[SELECTED PASSAGE]:
* Begin *
Turning a blind eye to any red flags might result in a breach of the board’s fiduciary duty.

Setting Direction and Policy

There are many important questions boards should ask of their professional staff and independent advisors to appropriately set direction and policy for the system.  The questions range from what are the key decisions and who gets to who makes them; what are the organization’s top priorities; what is the highest and best use of the board’s limited time; how often will progress be reported; how does the board know if the information they receive is trustworthy, timely, and reliable; and who is accountable? The board should seek diversity of opinion and understand the options available and the related pros and cons to be in the best position to make an informed decision.  Those decisions need to provide unified and clear direction to the staff and key stakeholders.

To Delegate or Not to Delegate: An Evolution

Since the mid-1800s until the 1990s, the standard for pension plan boards was the “prudent man or prudent person” rule, which limited the authority of the fiduciary to delegate.  Since the 1990s, the “prudent expert” rule has become more pervasive, in part, as the result of rising expectations of system investment performance and the growing need to rely on professional staff and external investment experts.  The board’s role, however, remains one of oversight, not close supervision or involvement in day-to-day management.  In fact, the most effective boards operating under the “prudent expert” or “prudent investor” standard are those that delegate to the Chief Executive after first establishing robust processes for selection, oversight, and independent verification.
* End *
[REQUEST A]:
Answer these questions about the passage on pension board oversight:
(i) To make an informed decision, what should the board seek and understand?
(ii) Which rule was the standard for pension plan boards from the mid-1800s until the 1990s?
(iii) What does the passage say the board's role remains?
[REQUEST B]: In the listing, switch "chevron-down-icon" to "arrow-down-icon" wherever it appears, and leave everything else unchanged. Start at the first line of the listing and stop after the line that contains "printer-name: Bambu Lab".
The passage and the listing that comes next are unrelated to each other.

[Layout records]
* Begin *
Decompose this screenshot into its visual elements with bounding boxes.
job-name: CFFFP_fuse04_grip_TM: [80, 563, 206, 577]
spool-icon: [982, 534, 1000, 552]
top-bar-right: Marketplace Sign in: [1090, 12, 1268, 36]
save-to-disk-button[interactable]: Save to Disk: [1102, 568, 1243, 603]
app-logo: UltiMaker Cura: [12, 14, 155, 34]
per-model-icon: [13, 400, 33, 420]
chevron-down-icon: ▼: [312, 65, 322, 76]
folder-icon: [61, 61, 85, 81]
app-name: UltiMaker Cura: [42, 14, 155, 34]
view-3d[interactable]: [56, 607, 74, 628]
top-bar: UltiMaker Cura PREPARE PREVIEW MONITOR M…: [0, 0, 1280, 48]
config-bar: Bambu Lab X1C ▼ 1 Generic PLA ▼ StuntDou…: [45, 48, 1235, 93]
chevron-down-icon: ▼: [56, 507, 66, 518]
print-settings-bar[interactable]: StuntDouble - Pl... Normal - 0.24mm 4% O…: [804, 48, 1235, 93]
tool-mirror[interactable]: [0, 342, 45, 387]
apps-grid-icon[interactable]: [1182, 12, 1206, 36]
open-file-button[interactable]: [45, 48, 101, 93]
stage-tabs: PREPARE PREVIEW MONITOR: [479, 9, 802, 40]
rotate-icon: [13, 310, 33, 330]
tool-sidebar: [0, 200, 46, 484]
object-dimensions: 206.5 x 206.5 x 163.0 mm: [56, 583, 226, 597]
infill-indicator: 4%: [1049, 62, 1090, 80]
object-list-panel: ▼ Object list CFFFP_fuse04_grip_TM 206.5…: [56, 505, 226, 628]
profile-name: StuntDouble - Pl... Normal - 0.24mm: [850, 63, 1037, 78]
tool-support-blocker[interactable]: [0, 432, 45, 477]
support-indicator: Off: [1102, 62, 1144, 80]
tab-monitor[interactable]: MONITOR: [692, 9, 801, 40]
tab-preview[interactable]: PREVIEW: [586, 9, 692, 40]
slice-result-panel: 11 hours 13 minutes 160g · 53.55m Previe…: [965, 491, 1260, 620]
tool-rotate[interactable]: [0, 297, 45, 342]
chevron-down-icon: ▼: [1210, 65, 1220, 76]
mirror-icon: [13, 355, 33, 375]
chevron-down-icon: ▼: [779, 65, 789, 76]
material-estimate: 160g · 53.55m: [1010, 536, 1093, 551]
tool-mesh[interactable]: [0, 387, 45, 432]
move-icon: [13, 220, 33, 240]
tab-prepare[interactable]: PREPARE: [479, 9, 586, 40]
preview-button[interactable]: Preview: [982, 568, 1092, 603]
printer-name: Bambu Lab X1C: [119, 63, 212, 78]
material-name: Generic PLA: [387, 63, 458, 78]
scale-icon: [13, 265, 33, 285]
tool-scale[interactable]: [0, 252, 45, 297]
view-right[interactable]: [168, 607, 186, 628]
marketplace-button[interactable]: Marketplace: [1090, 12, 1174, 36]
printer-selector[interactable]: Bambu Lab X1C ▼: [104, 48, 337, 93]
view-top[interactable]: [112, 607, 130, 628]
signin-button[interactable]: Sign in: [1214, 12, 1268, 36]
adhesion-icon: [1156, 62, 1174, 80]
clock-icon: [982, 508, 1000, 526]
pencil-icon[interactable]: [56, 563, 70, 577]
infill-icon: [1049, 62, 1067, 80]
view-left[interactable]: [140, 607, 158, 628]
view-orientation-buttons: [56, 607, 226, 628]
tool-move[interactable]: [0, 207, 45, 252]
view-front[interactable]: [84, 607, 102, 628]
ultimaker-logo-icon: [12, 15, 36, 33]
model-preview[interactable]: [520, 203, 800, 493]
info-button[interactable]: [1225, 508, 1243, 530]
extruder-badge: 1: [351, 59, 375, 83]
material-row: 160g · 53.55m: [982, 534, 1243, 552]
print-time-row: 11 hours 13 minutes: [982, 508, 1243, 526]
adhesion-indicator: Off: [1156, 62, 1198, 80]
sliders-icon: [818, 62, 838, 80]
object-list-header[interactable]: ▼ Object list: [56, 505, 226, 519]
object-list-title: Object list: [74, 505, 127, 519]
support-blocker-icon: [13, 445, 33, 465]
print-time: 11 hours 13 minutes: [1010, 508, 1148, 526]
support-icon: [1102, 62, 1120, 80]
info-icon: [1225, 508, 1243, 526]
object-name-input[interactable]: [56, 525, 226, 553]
* End *
[EXERCISE RESPONSE A]:
(i) The board should seek diversity of opinion and understand the options available and the related pros and cons.
(ii) The "prudent man or prudent person" rule.
(iii) One of oversight, not close supervision or involvement in day-to-day management.

[EXERCISE RESPONSE B]:
Decompose this screenshot into its visual elements with bounding boxes.
job-name: CFFFP_fuse04_grip_TM: [80, 563, 206, 577]
spool-icon: [982, 534, 1000, 552]
top-bar-right: Marketplace Sign in: [1090, 12, 1268, 36]
save-to-disk-button[interactable]: Save to Disk: [1102, 568, 1243, 603]
app-logo: UltiMaker Cura: [12, 14, 155, 34]
per-model-icon: [13, 400, 33, 420]
arrow-down-icon: ▼: [312, 65, 322, 76]
folder-icon: [61, 61, 85, 81]
app-name: UltiMaker Cura: [42, 14, 155, 34]
view-3d[interactable]: [56, 607, 74, 628]
top-bar: UltiMaker Cura PREPARE PREVIEW MONITOR M…: [0, 0, 1280, 48]
config-bar: Bambu Lab X1C ▼ 1 Generic PLA ▼ StuntDou…: [45, 48, 1235, 93]
arrow-down-icon: ▼: [56, 507, 66, 518]
print-settings-bar[interactable]: StuntDouble - Pl... Normal - 0.24mm 4% O…: [804, 48, 1235, 93]
tool-mirror[interactable]: [0, 342, 45, 387]
apps-grid-icon[interactable]: [1182, 12, 1206, 36]
open-file-button[interactable]: [45, 48, 101, 93]
stage-tabs: PREPARE PREVIEW MONITOR: [479, 9, 802, 40]
rotate-icon: [13, 310, 33, 330]
tool-sidebar: [0, 200, 46, 484]
object-dimensions: 206.5 x 206.5 x 163.0 mm: [56, 583, 226, 597]
infill-indicator: 4%: [1049, 62, 1090, 80]
object-list-panel: ▼ Object list CFFFP_fuse04_grip_TM 206.5…: [56, 505, 226, 628]
profile-name: StuntDouble - Pl... Normal - 0.24mm: [850, 63, 1037, 78]
tool-support-blocker[interactable]: [0, 432, 45, 477]
support-indicator: Off: [1102, 62, 1144, 80]
tab-monitor[interactable]: MONITOR: [692, 9, 801, 40]
tab-preview[interactable]: PREVIEW: [586, 9, 692, 40]
slice-result-panel: 11 hours 13 minutes 160g · 53.55m Previe…: [965, 491, 1260, 620]
tool-rotate[interactable]: [0, 297, 45, 342]
arrow-down-icon: ▼: [1210, 65, 1220, 76]
mirror-icon: [13, 355, 33, 375]
arrow-down-icon: ▼: [779, 65, 789, 76]
material-estimate: 160g · 53.55m: [1010, 536, 1093, 551]
tool-mesh[interactable]: [0, 387, 45, 432]
move-icon: [13, 220, 33, 240]
tab-prepare[interactable]: PREPARE: [479, 9, 586, 40]
preview-button[interactable]: Preview: [982, 568, 1092, 603]
printer-name: Bambu Lab X1C: [119, 63, 212, 78]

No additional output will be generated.